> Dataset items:
..........

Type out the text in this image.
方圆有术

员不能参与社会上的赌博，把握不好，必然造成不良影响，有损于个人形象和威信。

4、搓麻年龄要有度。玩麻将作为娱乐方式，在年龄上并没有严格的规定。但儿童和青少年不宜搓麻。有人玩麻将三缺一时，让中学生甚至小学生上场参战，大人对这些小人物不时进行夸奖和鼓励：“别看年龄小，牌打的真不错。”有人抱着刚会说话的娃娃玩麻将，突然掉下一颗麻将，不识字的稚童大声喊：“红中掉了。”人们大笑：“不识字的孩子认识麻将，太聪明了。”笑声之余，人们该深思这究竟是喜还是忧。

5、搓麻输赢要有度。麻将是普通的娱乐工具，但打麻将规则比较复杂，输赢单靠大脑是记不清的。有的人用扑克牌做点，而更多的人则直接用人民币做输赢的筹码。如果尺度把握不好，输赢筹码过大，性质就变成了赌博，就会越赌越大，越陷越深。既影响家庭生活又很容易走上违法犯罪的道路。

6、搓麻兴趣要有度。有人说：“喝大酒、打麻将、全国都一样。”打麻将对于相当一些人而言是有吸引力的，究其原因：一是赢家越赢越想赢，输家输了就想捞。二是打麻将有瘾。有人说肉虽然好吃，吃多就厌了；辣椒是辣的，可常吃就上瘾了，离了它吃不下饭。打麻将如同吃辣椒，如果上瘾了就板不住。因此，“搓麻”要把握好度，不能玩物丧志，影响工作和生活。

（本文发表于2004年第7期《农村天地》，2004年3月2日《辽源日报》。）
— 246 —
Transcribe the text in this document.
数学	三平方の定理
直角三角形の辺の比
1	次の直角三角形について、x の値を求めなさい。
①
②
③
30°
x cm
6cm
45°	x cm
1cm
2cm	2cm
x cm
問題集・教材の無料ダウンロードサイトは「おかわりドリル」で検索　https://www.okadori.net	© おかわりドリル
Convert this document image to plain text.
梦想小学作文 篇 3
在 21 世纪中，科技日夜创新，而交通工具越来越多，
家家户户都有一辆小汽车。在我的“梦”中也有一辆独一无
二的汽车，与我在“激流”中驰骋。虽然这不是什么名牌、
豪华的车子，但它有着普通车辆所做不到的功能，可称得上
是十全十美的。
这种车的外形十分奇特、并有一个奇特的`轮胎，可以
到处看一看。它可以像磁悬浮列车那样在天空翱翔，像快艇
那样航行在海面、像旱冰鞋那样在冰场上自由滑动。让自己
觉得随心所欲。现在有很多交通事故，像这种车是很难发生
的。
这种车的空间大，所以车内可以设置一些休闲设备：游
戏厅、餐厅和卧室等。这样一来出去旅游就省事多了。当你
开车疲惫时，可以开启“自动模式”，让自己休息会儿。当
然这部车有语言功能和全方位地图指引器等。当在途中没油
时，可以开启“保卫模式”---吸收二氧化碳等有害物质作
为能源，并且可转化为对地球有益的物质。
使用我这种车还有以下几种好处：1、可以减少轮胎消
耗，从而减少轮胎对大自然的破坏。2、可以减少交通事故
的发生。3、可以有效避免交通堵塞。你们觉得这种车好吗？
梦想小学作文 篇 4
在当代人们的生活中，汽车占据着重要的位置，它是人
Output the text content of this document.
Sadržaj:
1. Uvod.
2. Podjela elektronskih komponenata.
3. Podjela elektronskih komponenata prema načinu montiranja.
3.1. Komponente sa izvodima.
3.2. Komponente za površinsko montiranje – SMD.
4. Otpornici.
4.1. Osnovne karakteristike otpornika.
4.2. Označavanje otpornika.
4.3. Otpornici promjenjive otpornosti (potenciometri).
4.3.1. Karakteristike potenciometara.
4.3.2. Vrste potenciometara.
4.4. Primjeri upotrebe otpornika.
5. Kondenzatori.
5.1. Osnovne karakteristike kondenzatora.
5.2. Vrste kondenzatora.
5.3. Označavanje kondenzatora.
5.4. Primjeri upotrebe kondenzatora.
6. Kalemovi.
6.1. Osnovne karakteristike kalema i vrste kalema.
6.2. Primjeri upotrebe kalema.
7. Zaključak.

..........

> WORK INSTRUCTIONS:
The data above must be returned in full, exactly as written.

> THE RESPONSE:
Type out the text in this image.
方圆有术

员不能参与社会上的赌博，把握不好，必然造成不良影响，有损于个人形象和威信。

4、搓麻年龄要有度。玩麻将作为娱乐方式，在年龄上并没有严格的规定。但儿童和青少年不宜搓麻。有人玩麻将三缺一时，让中学生甚至小学生上场参战，大人对这些小人物不时进行夸奖和鼓励：“别看年龄小，牌打的真不错。”有人抱着刚会说话的娃娃玩麻将，突然掉下一颗麻将，不识字的稚童大声喊：“红中掉了。”人们大笑：“不识字的孩子认识麻将，太聪明了。”笑声之余，人们该深思这究竟是喜还是忧。

5、搓麻输赢要有度。麻将是普通的娱乐工具，但打麻将规则比较复杂，输赢单靠大脑是记不清的。有的人用扑克牌做点，而更多的人则直接用人民币做输赢的筹码。如果尺度把握不好，输赢筹码过大，性质就变成了赌博，就会越赌越大，越陷越深。既影响家庭生活又很容易走上违法犯罪的道路。

6、搓麻兴趣要有度。有人说：“喝大酒、打麻将、全国都一样。”打麻将对于相当一些人而言是有吸引力的，究其原因：一是赢家越赢越想赢，输家输了就想捞。二是打麻将有瘾。有人说肉虽然好吃，吃多就厌了；辣椒是辣的，可常吃就上瘾了，离了它吃不下饭。打麻将如同吃辣椒，如果上瘾了就板不住。因此，“搓麻”要把握好度，不能玩物丧志，影响工作和生活。

（本文发表于2004年第7期《农村天地》，2004年3月2日《辽源日报》。）
— 246 —
Transcribe the text in this document.
数学	三平方の定理
直角三角形の辺の比
1	次の直角三角形について、x の値を求めなさい。
①
②
③
30°
x cm
6cm
45°	x cm
1cm
2cm	2cm
x cm
問題集・教材の無料ダウンロードサイトは「おかわりドリル」で検索　https://www.okadori.net	© おかわりドリル
Convert this document image to plain text.
梦想小学作文 篇 3
在 21 世纪中，科技日夜创新，而交通工具越来越多，
家家户户都有一辆小汽车。在我的“梦”中也有一辆独一无
二的汽车，与我在“激流”中驰骋。虽然这不是什么名牌、
豪华的车子，但它有着普通车辆所做不到的功能，可称得上
是十全十美的。
这种车的外形十分奇特、并有一个奇特的`轮胎，可以
到处看一看。它可以像磁悬浮列车那样在天空翱翔，像快艇
那样航行在海面、像旱冰鞋那样在冰场上自由滑动。让自己
觉得随心所欲。现在有很多交通事故，像这种车是很难发生
的。
这种车的空间大，所以车内可以设置一些休闲设备：游
戏厅、餐厅和卧室等。这样一来出去旅游就省事多了。当你
开车疲惫时，可以开启“自动模式”，让自己休息会儿。当
然这部车有语言功能和全方位地图指引器等。当在途中没油
时，可以开启“保卫模式”---吸收二氧化碳等有害物质作
为能源，并且可转化为对地球有益的物质。
使用我这种车还有以下几种好处：1、可以减少轮胎消
耗，从而减少轮胎对大自然的破坏。2、可以减少交通事故
的发生。3、可以有效避免交通堵塞。你们觉得这种车好吗？
梦想小学作文 篇 4
在当代人们的生活中，汽车占据着重要的位置，它是人
Output the text content of this document.
Sadržaj:
1. Uvod.
2. Podjela elektronskih komponenata.
3. Podjela elektronskih komponenata prema načinu montiranja.
3.1. Komponente sa izvodima.
3.2. Komponente za površinsko montiranje – SMD.
4. Otpornici.
4.1. Osnovne karakteristike otpornika.
4.2. Označavanje otpornika.
4.3. Otpornici promjenjive otpornosti (potenciometri).
4.3.1. Karakteristike potenciometara.
4.3.2. Vrste potenciometara.
4.4. Primjeri upotrebe otpornika.
5. Kondenzatori.
5.1. Osnovne karakteristike kondenzatora.
5.2. Vrste kondenzatora.
5.3. Označavanje kondenzatora.
5.4. Primjeri upotrebe kondenzatora.
6. Kalemovi.
6.1. Osnovne karakteristike kalema i vrste kalema.
6.2. Primjeri upotrebe kalema.
7. Zaključak.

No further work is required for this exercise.